>> START

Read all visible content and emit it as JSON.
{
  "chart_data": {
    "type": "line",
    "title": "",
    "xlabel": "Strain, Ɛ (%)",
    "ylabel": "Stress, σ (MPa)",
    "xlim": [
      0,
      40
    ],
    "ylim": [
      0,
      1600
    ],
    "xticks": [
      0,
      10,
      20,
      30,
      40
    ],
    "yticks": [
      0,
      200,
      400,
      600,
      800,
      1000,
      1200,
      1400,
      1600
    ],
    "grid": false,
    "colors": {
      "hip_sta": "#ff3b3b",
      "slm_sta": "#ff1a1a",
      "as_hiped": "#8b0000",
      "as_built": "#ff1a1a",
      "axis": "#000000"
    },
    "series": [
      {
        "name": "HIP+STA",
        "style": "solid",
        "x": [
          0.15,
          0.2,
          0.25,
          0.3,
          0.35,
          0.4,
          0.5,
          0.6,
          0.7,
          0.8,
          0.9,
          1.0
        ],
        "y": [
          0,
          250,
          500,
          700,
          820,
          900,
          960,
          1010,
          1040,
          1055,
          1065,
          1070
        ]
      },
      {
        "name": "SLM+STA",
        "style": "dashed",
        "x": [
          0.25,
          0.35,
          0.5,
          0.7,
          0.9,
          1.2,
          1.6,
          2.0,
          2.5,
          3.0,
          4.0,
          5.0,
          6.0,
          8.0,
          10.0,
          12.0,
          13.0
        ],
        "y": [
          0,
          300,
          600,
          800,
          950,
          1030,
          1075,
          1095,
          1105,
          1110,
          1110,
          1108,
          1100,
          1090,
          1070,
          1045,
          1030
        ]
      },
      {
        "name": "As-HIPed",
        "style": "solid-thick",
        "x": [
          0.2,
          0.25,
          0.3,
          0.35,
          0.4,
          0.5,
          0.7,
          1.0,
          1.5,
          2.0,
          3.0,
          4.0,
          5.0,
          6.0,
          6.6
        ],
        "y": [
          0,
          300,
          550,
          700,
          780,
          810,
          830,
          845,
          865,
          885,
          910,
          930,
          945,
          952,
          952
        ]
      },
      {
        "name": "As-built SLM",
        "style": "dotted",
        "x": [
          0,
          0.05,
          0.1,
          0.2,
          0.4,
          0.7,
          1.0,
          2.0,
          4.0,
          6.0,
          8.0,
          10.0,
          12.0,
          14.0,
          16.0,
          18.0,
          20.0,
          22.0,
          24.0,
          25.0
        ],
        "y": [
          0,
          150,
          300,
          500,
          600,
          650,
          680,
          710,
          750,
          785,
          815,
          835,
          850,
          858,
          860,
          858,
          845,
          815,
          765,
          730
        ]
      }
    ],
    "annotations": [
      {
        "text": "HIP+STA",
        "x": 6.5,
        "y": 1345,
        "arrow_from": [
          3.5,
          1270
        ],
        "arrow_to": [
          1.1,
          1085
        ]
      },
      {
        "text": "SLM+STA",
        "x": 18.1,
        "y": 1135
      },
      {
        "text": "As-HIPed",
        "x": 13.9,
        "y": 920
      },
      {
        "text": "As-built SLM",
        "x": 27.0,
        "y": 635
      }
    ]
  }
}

>> END

◆ YOUR INSTRUCTIONS
Check each line of the records above for the string "name", and report every line that has it.

◆ SOLUTION
        "name": "HIP+STA",
        "name": "SLM+STA",
        "name": "As-HIPed",
        "name": "As-built SLM",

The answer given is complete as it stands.